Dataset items
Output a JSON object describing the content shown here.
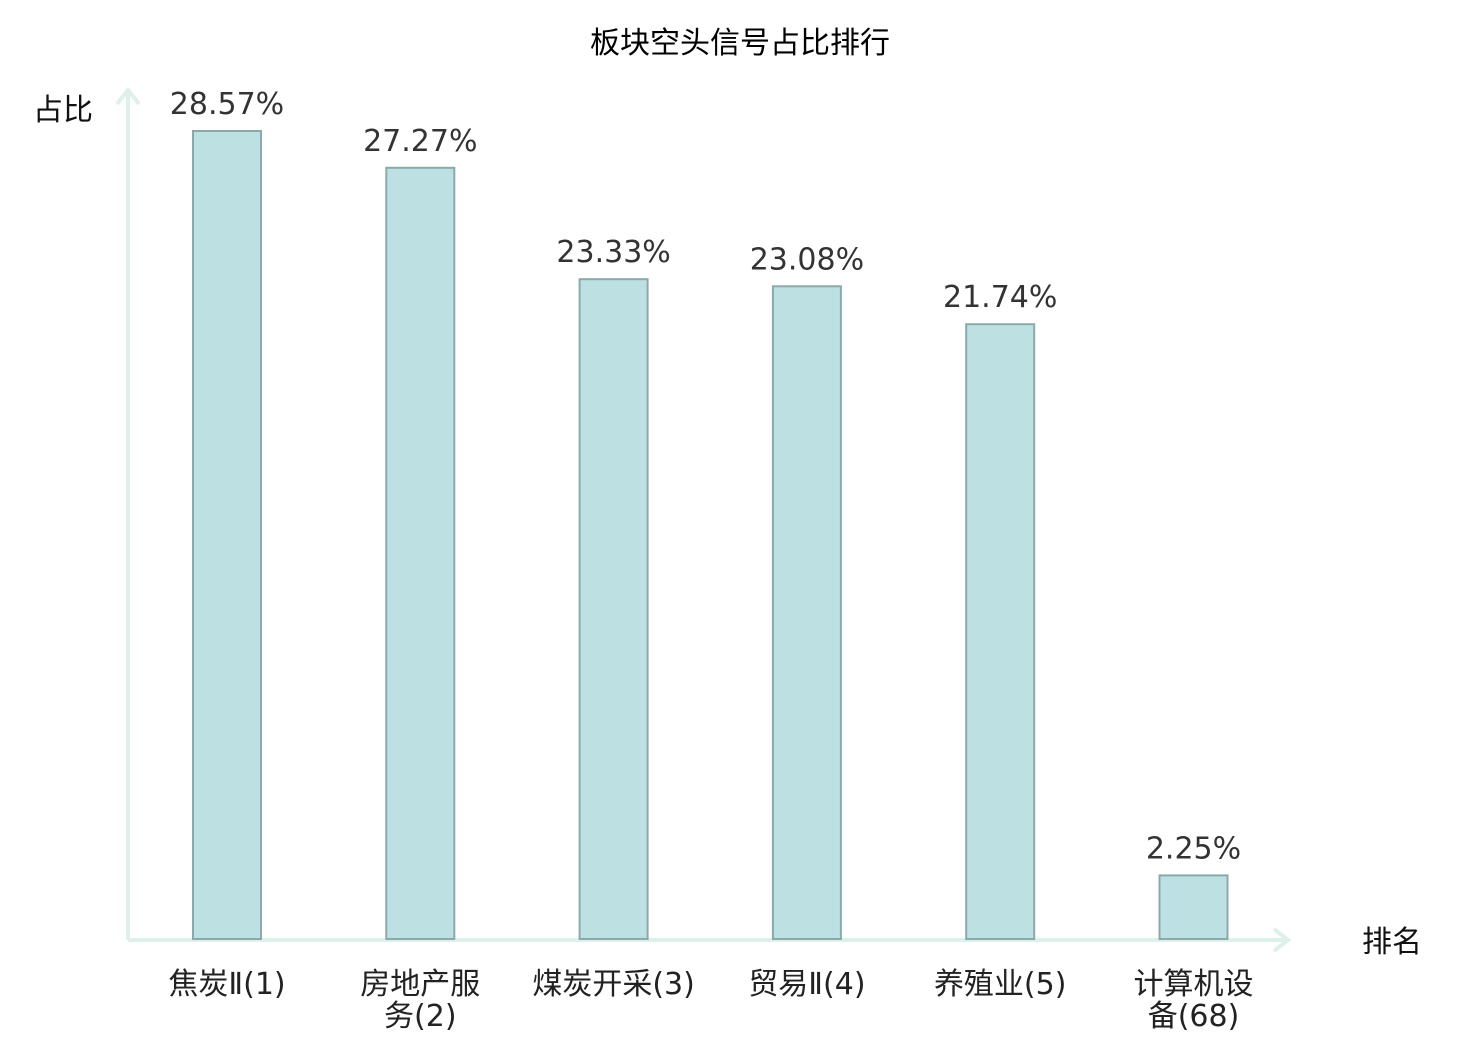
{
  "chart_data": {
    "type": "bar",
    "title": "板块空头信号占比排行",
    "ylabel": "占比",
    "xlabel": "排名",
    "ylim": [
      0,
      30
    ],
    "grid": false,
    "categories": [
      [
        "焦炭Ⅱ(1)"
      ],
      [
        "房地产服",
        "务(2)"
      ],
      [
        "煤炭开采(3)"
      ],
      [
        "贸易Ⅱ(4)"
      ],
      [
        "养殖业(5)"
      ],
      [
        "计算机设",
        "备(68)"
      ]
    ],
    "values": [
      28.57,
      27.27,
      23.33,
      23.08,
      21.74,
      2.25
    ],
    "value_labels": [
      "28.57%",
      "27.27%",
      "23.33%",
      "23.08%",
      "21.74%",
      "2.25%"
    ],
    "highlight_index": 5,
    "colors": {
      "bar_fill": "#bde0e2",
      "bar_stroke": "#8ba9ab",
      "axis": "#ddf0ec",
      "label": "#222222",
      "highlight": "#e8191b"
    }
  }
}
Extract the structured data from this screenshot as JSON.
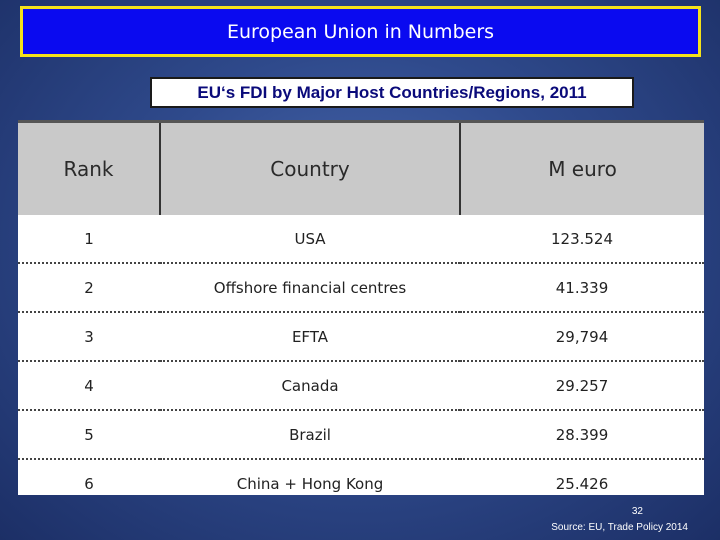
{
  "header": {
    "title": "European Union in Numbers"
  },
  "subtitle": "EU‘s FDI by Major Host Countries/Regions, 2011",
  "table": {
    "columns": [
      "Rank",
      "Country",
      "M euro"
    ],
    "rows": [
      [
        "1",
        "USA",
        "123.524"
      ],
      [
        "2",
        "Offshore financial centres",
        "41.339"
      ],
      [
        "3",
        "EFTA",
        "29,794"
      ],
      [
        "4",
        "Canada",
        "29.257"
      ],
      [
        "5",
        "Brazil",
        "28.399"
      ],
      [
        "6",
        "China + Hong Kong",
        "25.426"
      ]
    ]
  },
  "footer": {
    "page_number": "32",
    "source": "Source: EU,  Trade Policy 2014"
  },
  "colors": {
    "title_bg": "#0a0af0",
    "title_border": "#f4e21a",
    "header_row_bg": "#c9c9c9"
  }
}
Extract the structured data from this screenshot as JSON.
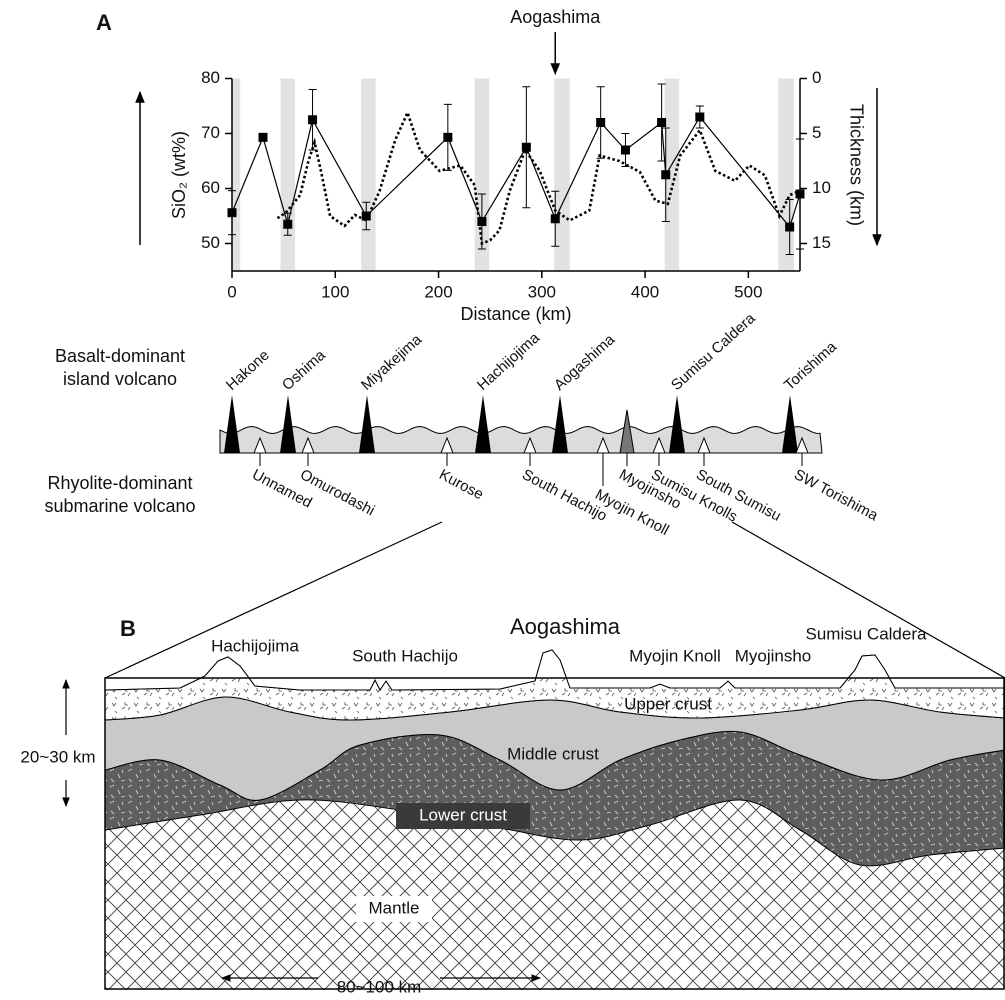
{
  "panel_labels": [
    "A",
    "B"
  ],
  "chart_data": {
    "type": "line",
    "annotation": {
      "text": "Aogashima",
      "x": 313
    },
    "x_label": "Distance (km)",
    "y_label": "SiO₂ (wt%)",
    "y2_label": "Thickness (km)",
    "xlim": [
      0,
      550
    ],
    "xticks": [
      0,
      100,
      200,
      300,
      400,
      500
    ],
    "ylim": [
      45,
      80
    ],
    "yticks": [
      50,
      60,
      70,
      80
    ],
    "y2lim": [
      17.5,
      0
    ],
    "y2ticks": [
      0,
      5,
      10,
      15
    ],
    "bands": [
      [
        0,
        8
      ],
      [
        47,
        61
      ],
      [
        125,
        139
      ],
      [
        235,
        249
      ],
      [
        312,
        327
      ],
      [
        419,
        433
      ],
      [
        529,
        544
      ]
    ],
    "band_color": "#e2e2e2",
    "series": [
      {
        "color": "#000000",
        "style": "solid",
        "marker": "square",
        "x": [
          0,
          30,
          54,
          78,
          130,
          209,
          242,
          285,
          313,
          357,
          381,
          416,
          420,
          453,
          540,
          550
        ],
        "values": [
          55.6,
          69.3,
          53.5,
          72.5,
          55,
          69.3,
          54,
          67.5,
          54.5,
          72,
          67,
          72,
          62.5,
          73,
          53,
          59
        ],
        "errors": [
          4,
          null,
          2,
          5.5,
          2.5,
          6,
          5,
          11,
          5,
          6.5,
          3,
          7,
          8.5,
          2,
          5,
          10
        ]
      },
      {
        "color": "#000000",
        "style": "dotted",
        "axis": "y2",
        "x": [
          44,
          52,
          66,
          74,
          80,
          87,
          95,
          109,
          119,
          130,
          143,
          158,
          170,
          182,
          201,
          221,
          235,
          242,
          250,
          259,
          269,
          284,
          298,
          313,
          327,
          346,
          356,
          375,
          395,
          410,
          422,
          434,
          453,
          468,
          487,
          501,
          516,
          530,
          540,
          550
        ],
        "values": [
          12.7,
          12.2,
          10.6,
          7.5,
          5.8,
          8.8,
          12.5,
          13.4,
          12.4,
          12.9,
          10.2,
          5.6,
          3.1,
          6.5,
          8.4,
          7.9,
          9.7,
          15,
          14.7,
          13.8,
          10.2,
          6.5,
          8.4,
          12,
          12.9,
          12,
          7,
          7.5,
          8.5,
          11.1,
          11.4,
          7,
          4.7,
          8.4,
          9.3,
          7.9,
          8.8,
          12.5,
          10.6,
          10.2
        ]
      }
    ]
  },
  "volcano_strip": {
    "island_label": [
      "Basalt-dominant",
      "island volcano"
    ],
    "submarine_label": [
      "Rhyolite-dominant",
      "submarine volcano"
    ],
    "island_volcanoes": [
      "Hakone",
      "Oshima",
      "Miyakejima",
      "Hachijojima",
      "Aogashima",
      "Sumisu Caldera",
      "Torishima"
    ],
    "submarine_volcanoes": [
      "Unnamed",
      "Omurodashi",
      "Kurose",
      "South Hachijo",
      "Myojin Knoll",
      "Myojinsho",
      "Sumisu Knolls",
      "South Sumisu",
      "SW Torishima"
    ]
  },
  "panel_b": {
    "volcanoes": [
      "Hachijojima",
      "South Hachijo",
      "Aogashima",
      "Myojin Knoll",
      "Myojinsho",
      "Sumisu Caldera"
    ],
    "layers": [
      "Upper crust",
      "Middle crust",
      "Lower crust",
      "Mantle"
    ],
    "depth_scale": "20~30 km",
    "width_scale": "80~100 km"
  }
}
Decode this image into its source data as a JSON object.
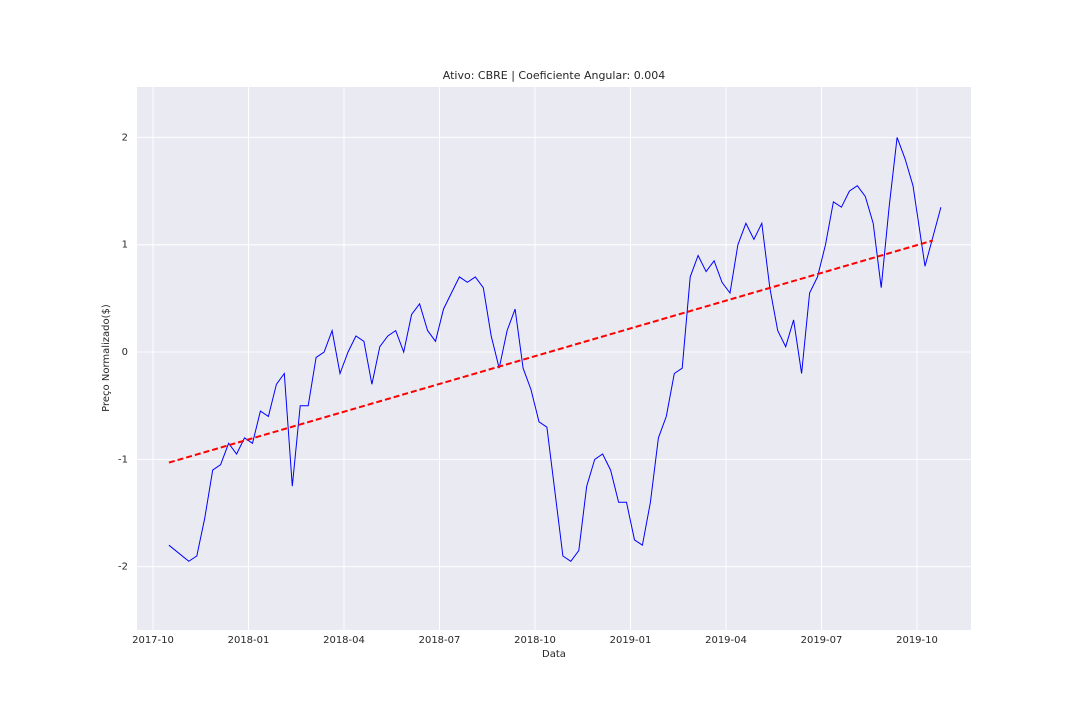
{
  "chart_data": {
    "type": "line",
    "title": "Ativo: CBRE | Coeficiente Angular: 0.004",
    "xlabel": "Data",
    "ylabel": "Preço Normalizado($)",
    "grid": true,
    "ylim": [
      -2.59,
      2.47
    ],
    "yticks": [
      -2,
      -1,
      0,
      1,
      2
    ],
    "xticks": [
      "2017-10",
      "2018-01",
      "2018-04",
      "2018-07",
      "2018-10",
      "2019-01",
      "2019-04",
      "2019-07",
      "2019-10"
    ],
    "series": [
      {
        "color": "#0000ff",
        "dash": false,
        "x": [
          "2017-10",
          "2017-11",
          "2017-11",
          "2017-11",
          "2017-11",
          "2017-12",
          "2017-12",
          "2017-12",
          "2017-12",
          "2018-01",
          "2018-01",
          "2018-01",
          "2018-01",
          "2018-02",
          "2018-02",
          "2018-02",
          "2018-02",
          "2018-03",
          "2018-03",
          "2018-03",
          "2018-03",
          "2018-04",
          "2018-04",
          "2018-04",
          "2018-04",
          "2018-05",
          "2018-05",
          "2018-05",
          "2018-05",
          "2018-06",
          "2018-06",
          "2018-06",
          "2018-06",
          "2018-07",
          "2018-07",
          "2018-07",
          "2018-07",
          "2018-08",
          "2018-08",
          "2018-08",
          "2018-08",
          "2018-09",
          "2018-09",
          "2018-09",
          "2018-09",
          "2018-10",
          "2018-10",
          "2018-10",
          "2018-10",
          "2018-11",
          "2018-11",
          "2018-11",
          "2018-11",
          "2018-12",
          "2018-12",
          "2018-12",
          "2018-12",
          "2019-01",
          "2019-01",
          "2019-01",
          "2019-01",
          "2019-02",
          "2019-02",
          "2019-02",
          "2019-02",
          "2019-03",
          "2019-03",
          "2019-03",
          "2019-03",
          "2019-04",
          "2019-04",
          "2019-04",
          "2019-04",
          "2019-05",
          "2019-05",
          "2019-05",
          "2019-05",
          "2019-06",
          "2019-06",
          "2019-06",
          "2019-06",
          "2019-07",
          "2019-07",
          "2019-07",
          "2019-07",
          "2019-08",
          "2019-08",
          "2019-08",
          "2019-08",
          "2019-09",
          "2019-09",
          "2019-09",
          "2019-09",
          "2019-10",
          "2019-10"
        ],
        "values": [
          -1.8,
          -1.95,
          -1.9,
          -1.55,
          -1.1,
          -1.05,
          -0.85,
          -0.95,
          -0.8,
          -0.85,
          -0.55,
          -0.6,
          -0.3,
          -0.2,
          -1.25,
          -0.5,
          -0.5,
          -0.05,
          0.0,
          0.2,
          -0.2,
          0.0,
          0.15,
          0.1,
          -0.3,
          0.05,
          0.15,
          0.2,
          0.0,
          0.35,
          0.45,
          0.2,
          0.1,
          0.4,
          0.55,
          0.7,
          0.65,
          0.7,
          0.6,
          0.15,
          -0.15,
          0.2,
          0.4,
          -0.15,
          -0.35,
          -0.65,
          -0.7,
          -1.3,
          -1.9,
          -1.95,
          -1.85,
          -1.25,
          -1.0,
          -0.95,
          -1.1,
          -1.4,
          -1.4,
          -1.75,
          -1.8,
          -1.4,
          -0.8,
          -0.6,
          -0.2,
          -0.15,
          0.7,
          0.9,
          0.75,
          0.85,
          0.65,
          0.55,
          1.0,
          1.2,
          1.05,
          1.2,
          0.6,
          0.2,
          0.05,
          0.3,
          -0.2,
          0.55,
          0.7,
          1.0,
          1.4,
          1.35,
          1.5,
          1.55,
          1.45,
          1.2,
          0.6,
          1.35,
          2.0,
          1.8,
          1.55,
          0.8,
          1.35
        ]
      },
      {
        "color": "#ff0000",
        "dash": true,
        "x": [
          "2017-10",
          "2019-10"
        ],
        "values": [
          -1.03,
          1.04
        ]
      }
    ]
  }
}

**What is needed**
Sift the material for lines with the string "Sumisu". Copy each one found.

**Task response**
      "Sumisu Caldera",
      "Sumisu Knolls",
      "South Sumisu",
      "Sumisu Caldera"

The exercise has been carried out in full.